Figure data in JSON:
** BEGIN **

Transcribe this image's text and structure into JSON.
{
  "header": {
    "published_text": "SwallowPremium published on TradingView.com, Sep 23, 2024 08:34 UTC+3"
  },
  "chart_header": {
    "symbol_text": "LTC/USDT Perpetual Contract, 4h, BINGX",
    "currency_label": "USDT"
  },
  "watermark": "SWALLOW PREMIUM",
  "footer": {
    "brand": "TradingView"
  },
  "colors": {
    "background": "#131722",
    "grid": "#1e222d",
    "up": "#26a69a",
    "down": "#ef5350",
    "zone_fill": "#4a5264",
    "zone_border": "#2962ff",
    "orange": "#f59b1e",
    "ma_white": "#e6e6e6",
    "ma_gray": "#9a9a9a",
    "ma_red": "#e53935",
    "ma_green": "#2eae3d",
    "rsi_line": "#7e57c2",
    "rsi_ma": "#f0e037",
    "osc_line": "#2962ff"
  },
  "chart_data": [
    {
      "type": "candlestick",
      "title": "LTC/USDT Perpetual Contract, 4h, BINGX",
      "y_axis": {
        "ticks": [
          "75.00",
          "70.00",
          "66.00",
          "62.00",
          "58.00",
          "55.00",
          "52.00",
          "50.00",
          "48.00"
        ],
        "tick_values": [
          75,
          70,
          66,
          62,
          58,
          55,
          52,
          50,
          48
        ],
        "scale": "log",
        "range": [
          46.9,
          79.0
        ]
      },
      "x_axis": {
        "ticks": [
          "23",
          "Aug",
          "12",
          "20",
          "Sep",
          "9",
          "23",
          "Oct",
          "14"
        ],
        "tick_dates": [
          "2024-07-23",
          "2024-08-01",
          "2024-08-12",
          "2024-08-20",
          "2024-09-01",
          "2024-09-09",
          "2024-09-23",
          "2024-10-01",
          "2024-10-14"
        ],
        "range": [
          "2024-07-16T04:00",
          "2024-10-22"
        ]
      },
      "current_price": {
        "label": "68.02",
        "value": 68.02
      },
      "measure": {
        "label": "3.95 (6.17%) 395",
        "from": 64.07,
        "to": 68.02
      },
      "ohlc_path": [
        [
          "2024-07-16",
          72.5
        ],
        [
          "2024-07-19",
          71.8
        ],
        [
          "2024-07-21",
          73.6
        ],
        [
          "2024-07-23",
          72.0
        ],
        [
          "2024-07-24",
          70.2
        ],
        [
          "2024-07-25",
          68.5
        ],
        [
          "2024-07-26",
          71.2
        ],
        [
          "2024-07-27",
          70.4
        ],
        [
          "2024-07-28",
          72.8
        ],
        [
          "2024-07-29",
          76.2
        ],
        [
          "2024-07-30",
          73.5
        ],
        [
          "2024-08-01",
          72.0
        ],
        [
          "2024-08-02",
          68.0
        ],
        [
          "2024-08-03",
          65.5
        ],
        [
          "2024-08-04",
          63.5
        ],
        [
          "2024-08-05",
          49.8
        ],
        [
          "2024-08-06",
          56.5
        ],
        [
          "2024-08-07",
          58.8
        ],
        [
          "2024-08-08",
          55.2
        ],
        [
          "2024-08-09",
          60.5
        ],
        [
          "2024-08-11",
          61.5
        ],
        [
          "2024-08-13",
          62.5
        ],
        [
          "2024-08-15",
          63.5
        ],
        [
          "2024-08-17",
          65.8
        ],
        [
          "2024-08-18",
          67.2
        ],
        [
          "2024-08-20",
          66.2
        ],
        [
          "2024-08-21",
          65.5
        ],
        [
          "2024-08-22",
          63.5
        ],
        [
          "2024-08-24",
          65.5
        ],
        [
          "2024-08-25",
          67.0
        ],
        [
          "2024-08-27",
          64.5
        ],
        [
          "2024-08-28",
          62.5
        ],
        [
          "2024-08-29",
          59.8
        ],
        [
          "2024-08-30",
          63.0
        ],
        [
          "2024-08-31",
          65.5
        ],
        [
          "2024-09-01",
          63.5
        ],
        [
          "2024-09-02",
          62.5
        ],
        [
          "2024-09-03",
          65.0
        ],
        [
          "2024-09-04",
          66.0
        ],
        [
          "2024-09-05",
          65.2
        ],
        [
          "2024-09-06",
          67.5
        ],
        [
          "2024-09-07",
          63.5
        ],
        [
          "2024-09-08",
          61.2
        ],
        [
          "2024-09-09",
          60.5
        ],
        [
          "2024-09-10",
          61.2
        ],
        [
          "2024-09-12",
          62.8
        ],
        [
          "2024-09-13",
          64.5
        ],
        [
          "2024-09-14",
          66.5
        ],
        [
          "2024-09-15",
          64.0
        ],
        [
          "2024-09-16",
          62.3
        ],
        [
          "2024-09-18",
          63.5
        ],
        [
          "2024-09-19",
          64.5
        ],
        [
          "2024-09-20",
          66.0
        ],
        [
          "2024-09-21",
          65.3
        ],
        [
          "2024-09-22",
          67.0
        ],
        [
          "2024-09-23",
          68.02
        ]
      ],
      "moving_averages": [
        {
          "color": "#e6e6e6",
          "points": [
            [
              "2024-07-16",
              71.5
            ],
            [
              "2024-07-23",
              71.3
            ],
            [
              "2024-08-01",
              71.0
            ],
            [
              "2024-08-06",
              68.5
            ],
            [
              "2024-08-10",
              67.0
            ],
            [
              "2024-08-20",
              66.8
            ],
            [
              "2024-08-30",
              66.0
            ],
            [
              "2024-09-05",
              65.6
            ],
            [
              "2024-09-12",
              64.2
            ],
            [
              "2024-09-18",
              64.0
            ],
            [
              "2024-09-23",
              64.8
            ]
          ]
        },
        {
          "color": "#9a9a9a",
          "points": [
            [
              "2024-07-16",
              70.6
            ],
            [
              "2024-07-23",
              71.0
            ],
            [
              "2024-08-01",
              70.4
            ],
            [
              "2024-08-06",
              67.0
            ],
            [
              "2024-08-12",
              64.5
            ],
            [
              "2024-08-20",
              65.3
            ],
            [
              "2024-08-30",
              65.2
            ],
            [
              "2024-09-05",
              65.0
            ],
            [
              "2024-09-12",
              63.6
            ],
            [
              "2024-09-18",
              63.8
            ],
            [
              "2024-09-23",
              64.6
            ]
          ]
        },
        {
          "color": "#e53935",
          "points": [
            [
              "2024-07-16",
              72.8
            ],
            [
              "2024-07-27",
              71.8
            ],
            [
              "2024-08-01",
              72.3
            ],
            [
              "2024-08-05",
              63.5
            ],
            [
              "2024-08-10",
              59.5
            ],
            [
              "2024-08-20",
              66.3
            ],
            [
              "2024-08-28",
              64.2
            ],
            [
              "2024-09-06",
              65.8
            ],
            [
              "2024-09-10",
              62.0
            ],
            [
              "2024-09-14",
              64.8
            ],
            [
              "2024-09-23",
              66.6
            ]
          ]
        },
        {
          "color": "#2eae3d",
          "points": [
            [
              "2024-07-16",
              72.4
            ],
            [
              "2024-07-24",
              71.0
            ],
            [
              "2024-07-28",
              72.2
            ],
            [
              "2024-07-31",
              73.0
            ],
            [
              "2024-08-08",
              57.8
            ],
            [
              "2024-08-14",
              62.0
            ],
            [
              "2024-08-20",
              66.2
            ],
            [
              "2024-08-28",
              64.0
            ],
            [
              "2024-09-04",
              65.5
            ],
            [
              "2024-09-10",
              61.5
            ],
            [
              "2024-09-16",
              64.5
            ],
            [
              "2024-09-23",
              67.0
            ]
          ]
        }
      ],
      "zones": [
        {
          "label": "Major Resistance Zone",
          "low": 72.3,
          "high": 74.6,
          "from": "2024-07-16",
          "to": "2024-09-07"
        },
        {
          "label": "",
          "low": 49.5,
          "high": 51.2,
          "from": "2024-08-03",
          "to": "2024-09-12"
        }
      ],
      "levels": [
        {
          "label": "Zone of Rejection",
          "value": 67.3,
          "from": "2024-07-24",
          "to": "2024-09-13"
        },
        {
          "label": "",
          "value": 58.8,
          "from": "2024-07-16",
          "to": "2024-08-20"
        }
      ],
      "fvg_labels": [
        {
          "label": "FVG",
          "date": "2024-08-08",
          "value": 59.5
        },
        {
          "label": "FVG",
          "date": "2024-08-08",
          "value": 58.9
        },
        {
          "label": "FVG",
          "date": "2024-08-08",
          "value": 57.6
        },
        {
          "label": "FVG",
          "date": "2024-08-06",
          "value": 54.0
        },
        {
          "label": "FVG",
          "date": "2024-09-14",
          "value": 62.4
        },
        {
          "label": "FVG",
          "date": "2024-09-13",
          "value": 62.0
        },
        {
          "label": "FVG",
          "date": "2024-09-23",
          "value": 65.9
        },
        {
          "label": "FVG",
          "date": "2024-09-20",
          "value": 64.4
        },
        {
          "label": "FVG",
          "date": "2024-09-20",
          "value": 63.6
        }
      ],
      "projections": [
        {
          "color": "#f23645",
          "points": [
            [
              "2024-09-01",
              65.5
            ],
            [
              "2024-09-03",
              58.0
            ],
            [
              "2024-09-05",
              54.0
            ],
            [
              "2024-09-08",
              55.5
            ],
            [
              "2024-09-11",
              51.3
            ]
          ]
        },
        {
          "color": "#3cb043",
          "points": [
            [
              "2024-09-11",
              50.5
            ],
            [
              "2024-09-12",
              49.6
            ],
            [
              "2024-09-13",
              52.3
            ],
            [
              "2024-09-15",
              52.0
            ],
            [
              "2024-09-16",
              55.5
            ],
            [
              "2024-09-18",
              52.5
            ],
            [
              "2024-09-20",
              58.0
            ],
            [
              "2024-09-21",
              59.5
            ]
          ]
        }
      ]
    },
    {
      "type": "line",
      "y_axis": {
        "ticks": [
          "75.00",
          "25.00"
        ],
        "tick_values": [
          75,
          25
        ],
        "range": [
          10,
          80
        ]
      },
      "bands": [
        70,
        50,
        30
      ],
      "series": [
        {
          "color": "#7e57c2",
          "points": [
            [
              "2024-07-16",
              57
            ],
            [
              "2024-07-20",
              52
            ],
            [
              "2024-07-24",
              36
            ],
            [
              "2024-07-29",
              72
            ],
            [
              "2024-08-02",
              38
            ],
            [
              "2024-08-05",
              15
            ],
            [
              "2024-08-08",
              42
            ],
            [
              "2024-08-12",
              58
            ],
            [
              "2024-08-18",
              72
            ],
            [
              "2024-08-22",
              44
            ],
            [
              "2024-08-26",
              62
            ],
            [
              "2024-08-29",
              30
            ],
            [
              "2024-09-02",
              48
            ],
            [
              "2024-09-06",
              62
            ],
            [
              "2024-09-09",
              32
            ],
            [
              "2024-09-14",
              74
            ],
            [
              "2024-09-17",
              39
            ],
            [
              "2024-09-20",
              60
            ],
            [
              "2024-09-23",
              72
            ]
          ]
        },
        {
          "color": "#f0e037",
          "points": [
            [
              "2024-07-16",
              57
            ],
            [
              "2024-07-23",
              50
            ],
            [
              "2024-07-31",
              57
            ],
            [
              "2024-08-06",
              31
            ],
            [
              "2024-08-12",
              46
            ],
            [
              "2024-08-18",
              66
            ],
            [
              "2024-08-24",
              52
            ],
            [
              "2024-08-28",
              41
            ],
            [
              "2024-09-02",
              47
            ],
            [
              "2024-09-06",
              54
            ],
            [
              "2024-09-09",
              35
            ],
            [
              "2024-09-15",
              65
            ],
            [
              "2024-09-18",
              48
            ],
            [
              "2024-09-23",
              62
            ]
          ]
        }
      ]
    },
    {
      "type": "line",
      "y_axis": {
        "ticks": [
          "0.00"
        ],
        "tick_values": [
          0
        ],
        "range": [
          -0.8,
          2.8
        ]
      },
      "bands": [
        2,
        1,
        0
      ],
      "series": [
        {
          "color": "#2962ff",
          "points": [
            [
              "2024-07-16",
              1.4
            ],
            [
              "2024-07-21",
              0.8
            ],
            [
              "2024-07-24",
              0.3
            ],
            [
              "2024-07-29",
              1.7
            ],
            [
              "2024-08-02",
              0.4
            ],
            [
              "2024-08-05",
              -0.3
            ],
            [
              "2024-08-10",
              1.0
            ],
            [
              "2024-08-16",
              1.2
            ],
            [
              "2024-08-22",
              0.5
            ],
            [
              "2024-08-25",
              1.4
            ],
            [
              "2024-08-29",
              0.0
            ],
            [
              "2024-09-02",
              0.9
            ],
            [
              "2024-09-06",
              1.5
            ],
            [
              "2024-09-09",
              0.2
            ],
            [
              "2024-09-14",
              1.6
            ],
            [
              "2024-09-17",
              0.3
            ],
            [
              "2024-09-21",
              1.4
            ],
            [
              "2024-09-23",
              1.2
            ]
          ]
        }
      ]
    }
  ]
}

** END **

**Requirement**
Copy each line of the records above that carries the word "TradingView".

**Result**
    "published_text": "SwallowPremium published on TradingView.com, Sep 23, 2024 08:34 UTC+3"
    "brand": "TradingView"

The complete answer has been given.